Of the lines in the entries, how many hold the word "setup"? Give that number alone.

===== Data entries =====

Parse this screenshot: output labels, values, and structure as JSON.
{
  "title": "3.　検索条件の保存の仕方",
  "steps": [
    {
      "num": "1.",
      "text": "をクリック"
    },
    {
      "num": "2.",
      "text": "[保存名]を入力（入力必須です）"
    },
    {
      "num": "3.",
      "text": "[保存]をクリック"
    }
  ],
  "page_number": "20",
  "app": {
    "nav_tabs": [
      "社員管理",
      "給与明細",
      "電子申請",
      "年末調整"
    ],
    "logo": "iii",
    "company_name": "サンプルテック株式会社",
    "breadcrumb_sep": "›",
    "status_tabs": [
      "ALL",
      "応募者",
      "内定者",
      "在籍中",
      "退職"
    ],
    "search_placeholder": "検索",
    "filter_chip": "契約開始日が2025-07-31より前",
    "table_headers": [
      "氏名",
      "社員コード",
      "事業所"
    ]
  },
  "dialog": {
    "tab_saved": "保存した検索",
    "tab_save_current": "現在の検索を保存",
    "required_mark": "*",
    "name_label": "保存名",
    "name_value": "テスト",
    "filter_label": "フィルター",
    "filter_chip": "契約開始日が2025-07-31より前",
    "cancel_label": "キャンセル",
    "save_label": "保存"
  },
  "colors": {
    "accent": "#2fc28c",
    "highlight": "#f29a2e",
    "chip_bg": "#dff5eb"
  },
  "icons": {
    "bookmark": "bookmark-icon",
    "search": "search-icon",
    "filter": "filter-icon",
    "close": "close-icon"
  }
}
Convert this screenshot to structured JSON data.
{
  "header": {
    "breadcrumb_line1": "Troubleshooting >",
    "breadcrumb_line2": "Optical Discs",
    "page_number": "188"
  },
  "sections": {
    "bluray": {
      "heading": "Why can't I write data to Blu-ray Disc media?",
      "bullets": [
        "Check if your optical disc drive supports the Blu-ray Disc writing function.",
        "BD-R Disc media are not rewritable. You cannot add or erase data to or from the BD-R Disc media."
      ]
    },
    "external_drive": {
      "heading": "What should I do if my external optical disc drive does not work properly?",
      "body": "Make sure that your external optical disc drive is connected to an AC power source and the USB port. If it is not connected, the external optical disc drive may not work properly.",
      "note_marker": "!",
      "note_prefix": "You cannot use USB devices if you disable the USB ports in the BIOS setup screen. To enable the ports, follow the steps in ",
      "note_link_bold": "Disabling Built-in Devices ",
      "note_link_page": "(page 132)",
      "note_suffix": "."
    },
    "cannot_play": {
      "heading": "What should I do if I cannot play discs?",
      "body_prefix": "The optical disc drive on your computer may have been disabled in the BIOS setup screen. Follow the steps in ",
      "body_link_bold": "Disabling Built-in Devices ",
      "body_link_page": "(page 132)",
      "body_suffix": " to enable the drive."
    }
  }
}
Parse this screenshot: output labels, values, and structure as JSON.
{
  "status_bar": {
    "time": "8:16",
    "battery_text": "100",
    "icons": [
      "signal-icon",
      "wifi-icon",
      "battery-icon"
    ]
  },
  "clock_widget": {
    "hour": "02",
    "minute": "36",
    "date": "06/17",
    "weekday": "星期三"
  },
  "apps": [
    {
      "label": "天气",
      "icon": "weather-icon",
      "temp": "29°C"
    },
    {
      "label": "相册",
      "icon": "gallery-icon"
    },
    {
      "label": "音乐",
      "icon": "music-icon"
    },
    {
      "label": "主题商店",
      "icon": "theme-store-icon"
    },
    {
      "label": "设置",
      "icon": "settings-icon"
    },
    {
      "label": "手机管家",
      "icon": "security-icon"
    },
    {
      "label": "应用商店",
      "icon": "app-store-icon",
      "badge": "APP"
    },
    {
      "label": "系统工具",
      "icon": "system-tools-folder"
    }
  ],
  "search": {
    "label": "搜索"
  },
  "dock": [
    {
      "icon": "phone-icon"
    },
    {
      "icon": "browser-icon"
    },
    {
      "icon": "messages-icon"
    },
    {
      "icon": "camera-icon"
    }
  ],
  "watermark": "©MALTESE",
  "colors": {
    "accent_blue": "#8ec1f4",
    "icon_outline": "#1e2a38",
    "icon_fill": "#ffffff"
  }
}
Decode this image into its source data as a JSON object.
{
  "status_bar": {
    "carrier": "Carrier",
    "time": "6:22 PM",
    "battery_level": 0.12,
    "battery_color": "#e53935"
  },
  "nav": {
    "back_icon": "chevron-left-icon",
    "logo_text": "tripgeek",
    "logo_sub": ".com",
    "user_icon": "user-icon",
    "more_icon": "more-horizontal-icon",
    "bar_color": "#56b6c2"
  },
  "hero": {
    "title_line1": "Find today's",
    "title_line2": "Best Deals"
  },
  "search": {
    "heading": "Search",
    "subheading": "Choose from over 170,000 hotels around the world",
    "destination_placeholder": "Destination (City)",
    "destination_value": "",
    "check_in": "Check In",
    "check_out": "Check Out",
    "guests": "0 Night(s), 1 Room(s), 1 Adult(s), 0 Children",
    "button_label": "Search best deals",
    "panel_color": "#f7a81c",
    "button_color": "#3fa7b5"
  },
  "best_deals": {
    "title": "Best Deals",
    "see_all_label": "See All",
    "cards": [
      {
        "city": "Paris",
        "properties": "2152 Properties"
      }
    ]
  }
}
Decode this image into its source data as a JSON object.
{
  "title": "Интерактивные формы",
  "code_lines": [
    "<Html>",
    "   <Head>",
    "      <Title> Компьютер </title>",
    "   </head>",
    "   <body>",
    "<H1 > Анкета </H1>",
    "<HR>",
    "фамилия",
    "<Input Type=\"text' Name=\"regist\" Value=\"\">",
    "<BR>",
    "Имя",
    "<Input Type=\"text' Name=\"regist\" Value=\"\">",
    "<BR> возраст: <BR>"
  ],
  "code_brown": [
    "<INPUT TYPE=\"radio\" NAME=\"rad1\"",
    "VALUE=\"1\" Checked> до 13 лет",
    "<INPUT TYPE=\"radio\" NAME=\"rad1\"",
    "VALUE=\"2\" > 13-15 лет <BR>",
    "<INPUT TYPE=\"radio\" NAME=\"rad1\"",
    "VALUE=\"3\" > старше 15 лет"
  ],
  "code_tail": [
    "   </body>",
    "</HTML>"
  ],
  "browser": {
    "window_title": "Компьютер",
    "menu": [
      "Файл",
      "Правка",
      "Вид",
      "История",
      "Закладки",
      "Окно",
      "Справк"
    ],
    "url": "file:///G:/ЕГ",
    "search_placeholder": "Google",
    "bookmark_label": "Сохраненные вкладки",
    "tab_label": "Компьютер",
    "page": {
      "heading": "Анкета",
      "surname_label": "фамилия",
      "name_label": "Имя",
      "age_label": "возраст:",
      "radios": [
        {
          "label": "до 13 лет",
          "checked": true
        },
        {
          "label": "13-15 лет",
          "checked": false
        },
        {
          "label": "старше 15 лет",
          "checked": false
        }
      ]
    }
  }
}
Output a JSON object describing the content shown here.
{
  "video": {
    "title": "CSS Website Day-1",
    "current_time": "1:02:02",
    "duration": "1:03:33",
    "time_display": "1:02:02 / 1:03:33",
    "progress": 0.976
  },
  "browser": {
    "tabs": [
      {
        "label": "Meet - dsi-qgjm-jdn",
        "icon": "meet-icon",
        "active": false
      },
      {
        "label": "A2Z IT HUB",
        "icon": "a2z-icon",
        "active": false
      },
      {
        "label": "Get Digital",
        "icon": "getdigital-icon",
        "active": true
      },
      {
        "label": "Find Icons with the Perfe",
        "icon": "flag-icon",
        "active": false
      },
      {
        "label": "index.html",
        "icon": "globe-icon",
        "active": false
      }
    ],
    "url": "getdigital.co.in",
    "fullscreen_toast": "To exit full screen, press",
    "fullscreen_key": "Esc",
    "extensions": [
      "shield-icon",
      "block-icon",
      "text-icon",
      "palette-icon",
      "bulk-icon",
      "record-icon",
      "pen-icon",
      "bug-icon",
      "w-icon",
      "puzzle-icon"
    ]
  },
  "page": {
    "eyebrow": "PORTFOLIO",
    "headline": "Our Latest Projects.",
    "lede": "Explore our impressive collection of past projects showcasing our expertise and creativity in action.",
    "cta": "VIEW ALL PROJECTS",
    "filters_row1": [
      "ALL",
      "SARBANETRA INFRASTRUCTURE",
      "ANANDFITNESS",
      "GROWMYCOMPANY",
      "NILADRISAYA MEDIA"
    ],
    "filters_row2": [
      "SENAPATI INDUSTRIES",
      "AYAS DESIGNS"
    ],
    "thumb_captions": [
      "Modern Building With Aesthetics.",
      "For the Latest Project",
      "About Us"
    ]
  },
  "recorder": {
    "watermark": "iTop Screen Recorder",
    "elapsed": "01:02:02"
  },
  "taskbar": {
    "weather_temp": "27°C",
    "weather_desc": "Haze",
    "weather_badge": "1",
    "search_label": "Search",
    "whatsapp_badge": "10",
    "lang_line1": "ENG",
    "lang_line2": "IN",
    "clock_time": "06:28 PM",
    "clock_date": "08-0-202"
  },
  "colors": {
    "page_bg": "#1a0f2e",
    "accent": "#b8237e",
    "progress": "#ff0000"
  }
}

=====

__Solved problem__.
2